*Direction*
Reproduce the listing below without changes, except that pictures are left out.

*Stored entries*
###

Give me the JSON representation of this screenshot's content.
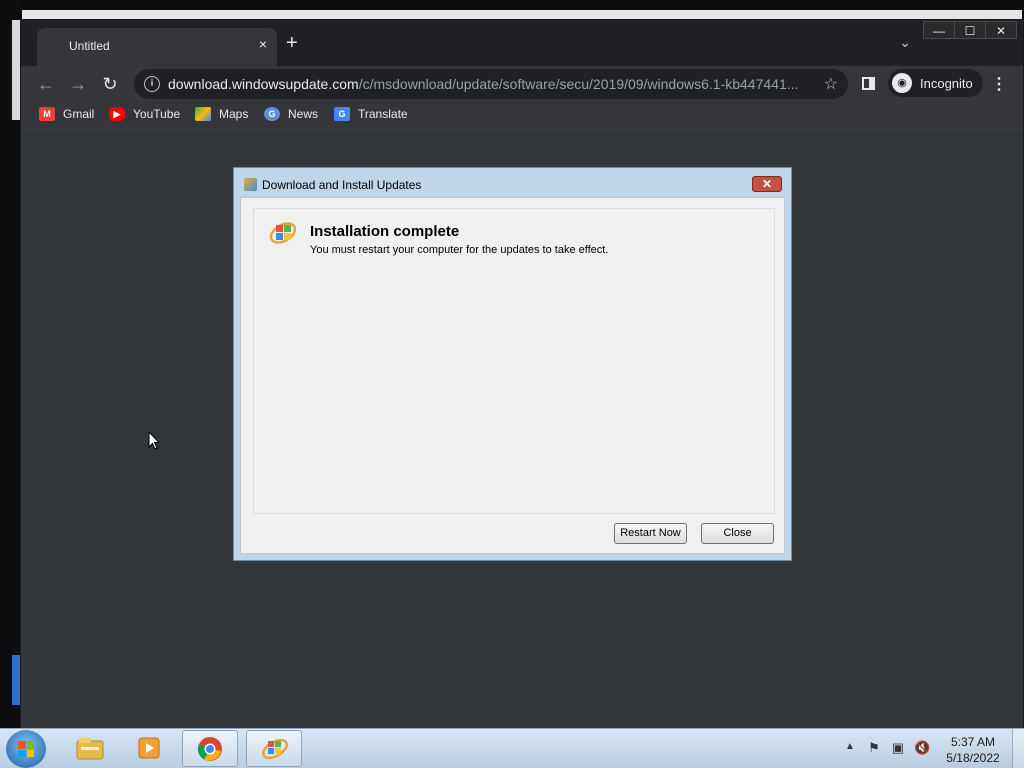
{
  "browser": {
    "tab_title": "Untitled",
    "tab_close": "×",
    "new_tab": "+",
    "tab_search": "⌄",
    "url_host": "download.windowsupdate.com",
    "url_path": "/c/msdownload/update/software/secu/2019/09/windows6.1-kb447441...",
    "incognito_label": "Incognito",
    "bookmarks": [
      {
        "label": "Gmail",
        "color": "#ea4335",
        "icon": "gmail-icon"
      },
      {
        "label": "YouTube",
        "color": "#ff0000",
        "icon": "youtube-icon"
      },
      {
        "label": "Maps",
        "color": "#34a853",
        "icon": "maps-icon"
      },
      {
        "label": "News",
        "color": "#4285f4",
        "icon": "news-icon"
      },
      {
        "label": "Translate",
        "color": "#4285f4",
        "icon": "translate-icon"
      }
    ]
  },
  "dialog": {
    "title": "Download and Install Updates",
    "close_symbol": "✕",
    "heading": "Installation complete",
    "message": "You must restart your computer for the updates to take effect.",
    "restart_button": "Restart Now",
    "close_button": "Close"
  },
  "taskbar": {
    "time": "5:37 AM",
    "date": "5/18/2022",
    "items": [
      "explorer-icon",
      "media-player-icon",
      "chrome-icon",
      "windows-update-icon"
    ]
  },
  "colors": {
    "browser_bg": "#323639",
    "toolbar": "#35363a",
    "dialog_frame": "#bfd6ea",
    "taskbar": "#c8d9ea"
  }
}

###

*Problem solution*
Give me the JSON representation of this screenshot's content.
{
  "browser": {
    "tab_title": "Untitled",
    "tab_close": "×",
    "new_tab": "+",
    "tab_search": "⌄",
    "url_host": "download.windowsupdate.com",
    "url_path": "/c/msdownload/update/software/secu/2019/09/windows6.1-kb447441...",
    "incognito_label": "Incognito",
    "bookmarks": [
      {
        "label": "Gmail",
        "color": "#ea4335",
        "icon": "gmail-icon"
      },
      {
        "label": "YouTube",
        "color": "#ff0000",
        "icon": "youtube-icon"
      },
      {
        "label": "Maps",
        "color": "#34a853",
        "icon": "maps-icon"
      },
      {
        "label": "News",
        "color": "#4285f4",
        "icon": "news-icon"
      },
      {
        "label": "Translate",
        "color": "#4285f4",
        "icon": "translate-icon"
      }
    ]
  },
  "dialog": {
    "title": "Download and Install Updates",
    "close_symbol": "✕",
    "heading": "Installation complete",
    "message": "You must restart your computer for the updates to take effect.",
    "restart_button": "Restart Now",
    "close_button": "Close"
  },
  "taskbar": {
    "time": "5:37 AM",
    "date": "5/18/2022",
    "items": [
      "explorer-icon",
      "media-player-icon",
      "chrome-icon",
      "windows-update-icon"
    ]
  },
  "colors": {
    "browser_bg": "#323639",
    "toolbar": "#35363a",
    "dialog_frame": "#bfd6ea",
    "taskbar": "#c8d9ea"
  }
}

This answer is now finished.